EXERCISE INSTRUCTIONS: Below are the records. List every line holding the word "администрации".
--- start RECORD EXCERPTS ---
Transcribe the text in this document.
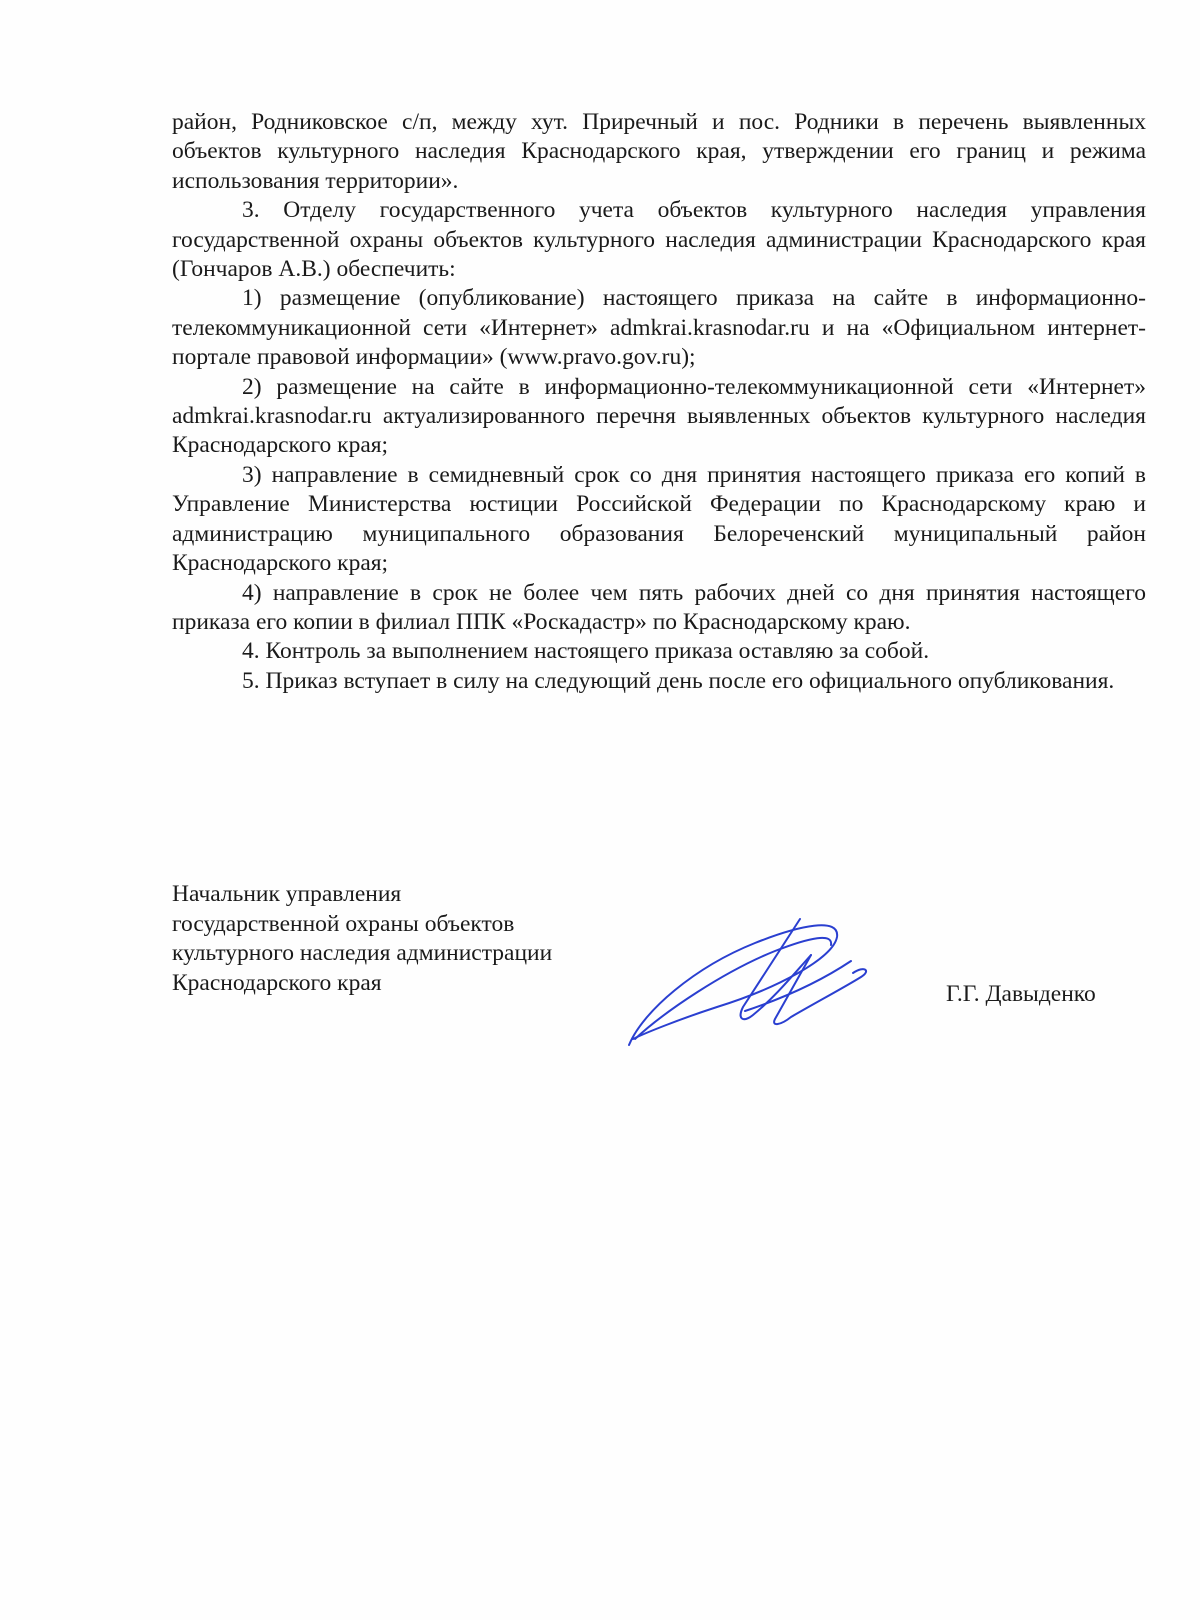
район, Родниковское с/п, между хут. Приречный и пос. Родники в перечень выявленных объектов культурного наследия Краснодарского края, утверждении его границ и режима использования территории».

3. Отделу государственного учета объектов культурного наследия управления государственной охраны объектов культурного наследия администрации Краснодарского края (Гончаров А.В.) обеспечить:

1) размещение (опубликование) настоящего приказа на сайте в информационно-телекоммуникационной сети «Интернет» admkrai.krasnodar.ru и на «Официальном интернет-портале правовой информации» (www.pravo.gov.ru);

2) размещение на сайте в информационно-телекоммуникационной сети «Интернет» admkrai.krasnodar.ru актуализированного перечня выявленных объектов культурного наследия Краснодарского края;

3) направление в семидневный срок со дня принятия настоящего приказа его копий в Управление Министерства юстиции Российской Федерации по Краснодарскому краю и администрацию муниципального образования Белореченский муниципальный район Краснодарского края;

4) направление в срок не более чем пять рабочих дней со дня принятия настоящего приказа его копии в филиал ППК «Роскадастр» по Краснодарскому краю.

4. Контроль за выполнением настоящего приказа оставляю за собой.

5. Приказ вступает в силу на следующий день после его официального опубликования.

Начальник управления
государственной охраны объектов
культурного наследия администрации
Краснодарского края	Г.Г. Давыденко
--- end RECORD EXCERPTS ---
RESPONSE TO THE TASK:
3. Отделу государственного учета объектов культурного наследия управления государственной охраны объектов культурного наследия администрации Краснодарского края (Гончаров А.В.) обеспечить:
культурного наследия администрации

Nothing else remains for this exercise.